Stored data
■ ■ ■ ■ ■

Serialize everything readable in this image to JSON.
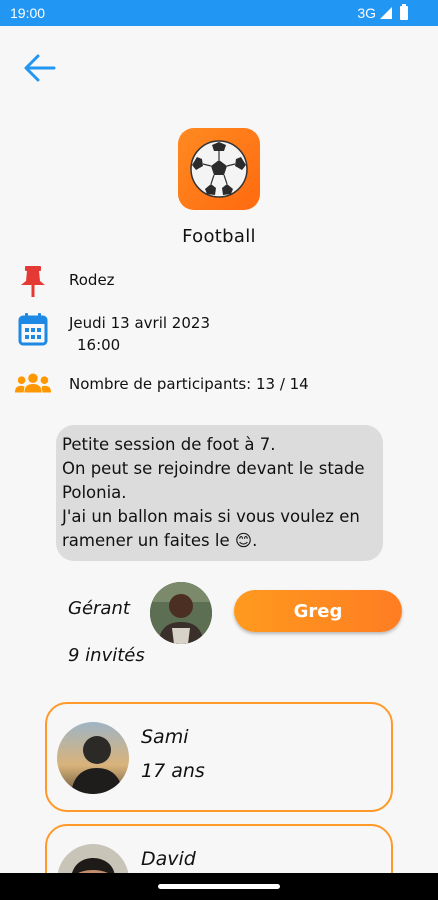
{
  "status_bar": {
    "time": "19:00",
    "network": "3G"
  },
  "event": {
    "sport": "Football",
    "location": "Rodez",
    "date": "Jeudi 13 avril 2023",
    "time": "16:00",
    "participants_text": "Nombre de participants: 13 / 14",
    "description": "Petite session de foot à 7.\nOn peut se rejoindre devant le stade Polonia.\nJ'ai un ballon mais si vous voulez en ramener un faites le 😊."
  },
  "manager": {
    "label": "Gérant",
    "name": "Greg"
  },
  "guests": {
    "text": "9 invités"
  },
  "participants": [
    {
      "name": "Sami",
      "age": "17 ans"
    },
    {
      "name": "David",
      "age": ""
    }
  ],
  "colors": {
    "accent": "#ff8a1f",
    "status_bar": "#2196f3",
    "back_arrow": "#2196f3",
    "pin": "#e53935",
    "calendar": "#1e88e5",
    "people": "#ff9800"
  }
}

■ ■ ■ ■ ■

### Work to complete:
Leave out the pictures and repeat everything else in the records exactly.

### Solved problem:
Serialize everything readable in this image to JSON.
{
  "status_bar": {
    "time": "19:00",
    "network": "3G"
  },
  "event": {
    "sport": "Football",
    "location": "Rodez",
    "date": "Jeudi 13 avril 2023",
    "time": "16:00",
    "participants_text": "Nombre de participants: 13 / 14",
    "description": "Petite session de foot à 7.\nOn peut se rejoindre devant le stade Polonia.\nJ'ai un ballon mais si vous voulez en ramener un faites le 😊."
  },
  "manager": {
    "label": "Gérant",
    "name": "Greg"
  },
  "guests": {
    "text": "9 invités"
  },
  "participants": [
    {
      "name": "Sami",
      "age": "17 ans"
    },
    {
      "name": "David",
      "age": ""
    }
  ],
  "colors": {
    "accent": "#ff8a1f",
    "status_bar": "#2196f3",
    "back_arrow": "#2196f3",
    "pin": "#e53935",
    "calendar": "#1e88e5",
    "people": "#ff9800"
  }
}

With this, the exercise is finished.